**Dataset extract**
◇ ◇ ◇ ◇
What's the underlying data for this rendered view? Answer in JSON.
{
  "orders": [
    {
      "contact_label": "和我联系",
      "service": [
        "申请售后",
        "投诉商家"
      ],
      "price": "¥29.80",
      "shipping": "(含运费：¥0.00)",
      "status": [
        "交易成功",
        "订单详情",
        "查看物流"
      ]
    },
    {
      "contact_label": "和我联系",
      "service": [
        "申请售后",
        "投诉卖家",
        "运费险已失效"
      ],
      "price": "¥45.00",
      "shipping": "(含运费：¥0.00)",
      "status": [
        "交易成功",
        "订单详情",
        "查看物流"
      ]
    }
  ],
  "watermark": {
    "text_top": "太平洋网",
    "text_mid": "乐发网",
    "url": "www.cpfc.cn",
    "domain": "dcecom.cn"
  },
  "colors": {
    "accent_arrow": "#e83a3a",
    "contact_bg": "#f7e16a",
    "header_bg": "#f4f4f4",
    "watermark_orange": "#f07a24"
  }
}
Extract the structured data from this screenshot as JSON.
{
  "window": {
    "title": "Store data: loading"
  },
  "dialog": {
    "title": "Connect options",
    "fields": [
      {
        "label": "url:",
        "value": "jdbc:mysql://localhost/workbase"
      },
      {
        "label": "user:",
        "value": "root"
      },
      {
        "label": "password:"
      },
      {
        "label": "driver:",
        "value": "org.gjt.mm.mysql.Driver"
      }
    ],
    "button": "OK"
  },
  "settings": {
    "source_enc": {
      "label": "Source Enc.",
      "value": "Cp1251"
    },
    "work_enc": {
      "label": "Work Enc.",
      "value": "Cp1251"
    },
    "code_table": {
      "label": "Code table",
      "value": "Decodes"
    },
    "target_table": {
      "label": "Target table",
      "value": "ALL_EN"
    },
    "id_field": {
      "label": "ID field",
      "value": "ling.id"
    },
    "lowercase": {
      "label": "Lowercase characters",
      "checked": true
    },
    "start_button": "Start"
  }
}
◇ ◇ ◇ ◇
**Exercise objective**
Your task is to quote all of the data word for word.

**Task result**
What's the underlying data for this rendered view? Answer in JSON.
{
  "orders": [
    {
      "contact_label": "和我联系",
      "service": [
        "申请售后",
        "投诉商家"
      ],
      "price": "¥29.80",
      "shipping": "(含运费：¥0.00)",
      "status": [
        "交易成功",
        "订单详情",
        "查看物流"
      ]
    },
    {
      "contact_label": "和我联系",
      "service": [
        "申请售后",
        "投诉卖家",
        "运费险已失效"
      ],
      "price": "¥45.00",
      "shipping": "(含运费：¥0.00)",
      "status": [
        "交易成功",
        "订单详情",
        "查看物流"
      ]
    }
  ],
  "watermark": {
    "text_top": "太平洋网",
    "text_mid": "乐发网",
    "url": "www.cpfc.cn",
    "domain": "dcecom.cn"
  },
  "colors": {
    "accent_arrow": "#e83a3a",
    "contact_bg": "#f7e16a",
    "header_bg": "#f4f4f4",
    "watermark_orange": "#f07a24"
  }
}
Extract the structured data from this screenshot as JSON.
{
  "window": {
    "title": "Store data: loading"
  },
  "dialog": {
    "title": "Connect options",
    "fields": [
      {
        "label": "url:",
        "value": "jdbc:mysql://localhost/workbase"
      },
      {
        "label": "user:",
        "value": "root"
      },
      {
        "label": "password:"
      },
      {
        "label": "driver:",
        "value": "org.gjt.mm.mysql.Driver"
      }
    ],
    "button": "OK"
  },
  "settings": {
    "source_enc": {
      "label": "Source Enc.",
      "value": "Cp1251"
    },
    "work_enc": {
      "label": "Work Enc.",
      "value": "Cp1251"
    },
    "code_table": {
      "label": "Code table",
      "value": "Decodes"
    },
    "target_table": {
      "label": "Target table",
      "value": "ALL_EN"
    },
    "id_field": {
      "label": "ID field",
      "value": "ling.id"
    },
    "lowercase": {
      "label": "Lowercase characters",
      "checked": true
    },
    "start_button": "Start"
  }
}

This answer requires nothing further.